§ **What you need to do**
Return every line below in which "color" appears.

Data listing
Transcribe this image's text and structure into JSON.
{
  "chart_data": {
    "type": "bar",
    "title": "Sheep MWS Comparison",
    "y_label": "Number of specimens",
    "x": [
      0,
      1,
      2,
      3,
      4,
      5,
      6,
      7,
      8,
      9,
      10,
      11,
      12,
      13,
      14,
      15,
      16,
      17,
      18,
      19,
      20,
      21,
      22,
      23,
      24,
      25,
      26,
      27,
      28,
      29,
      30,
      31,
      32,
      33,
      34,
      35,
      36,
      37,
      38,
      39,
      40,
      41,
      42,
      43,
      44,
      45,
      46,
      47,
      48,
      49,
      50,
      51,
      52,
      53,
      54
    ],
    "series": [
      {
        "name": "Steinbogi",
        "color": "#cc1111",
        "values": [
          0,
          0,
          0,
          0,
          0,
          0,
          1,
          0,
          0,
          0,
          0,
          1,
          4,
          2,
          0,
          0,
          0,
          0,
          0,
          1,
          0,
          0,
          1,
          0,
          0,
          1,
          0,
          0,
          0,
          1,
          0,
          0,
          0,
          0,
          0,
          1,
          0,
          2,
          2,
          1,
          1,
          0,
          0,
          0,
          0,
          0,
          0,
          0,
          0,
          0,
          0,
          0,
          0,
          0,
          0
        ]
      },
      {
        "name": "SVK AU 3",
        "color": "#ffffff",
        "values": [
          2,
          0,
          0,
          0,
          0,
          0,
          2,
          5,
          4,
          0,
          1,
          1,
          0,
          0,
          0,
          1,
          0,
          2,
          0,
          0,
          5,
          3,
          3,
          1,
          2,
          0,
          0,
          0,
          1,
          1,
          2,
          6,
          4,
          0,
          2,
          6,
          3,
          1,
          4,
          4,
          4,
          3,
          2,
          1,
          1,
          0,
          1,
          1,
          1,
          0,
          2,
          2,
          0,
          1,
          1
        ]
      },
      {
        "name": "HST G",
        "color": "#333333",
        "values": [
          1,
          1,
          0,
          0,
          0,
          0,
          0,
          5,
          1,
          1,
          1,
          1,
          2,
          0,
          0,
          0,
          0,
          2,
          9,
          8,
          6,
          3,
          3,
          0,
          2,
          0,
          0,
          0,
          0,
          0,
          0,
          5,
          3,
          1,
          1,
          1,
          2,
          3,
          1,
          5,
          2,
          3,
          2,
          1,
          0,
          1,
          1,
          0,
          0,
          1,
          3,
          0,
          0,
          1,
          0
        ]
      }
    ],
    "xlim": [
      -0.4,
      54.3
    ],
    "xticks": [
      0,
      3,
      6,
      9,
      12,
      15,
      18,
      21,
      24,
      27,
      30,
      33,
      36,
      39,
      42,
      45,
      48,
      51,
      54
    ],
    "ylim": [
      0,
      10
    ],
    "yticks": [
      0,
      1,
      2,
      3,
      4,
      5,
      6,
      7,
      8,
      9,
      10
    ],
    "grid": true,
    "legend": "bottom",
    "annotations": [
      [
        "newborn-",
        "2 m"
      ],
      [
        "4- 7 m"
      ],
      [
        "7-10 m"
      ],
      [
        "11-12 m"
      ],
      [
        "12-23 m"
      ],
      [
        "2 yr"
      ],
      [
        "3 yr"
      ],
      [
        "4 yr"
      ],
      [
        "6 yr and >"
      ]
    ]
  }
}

§ **Task response**
        "color": "#cc1111",
        "color": "#ffffff",
        "color": "#333333",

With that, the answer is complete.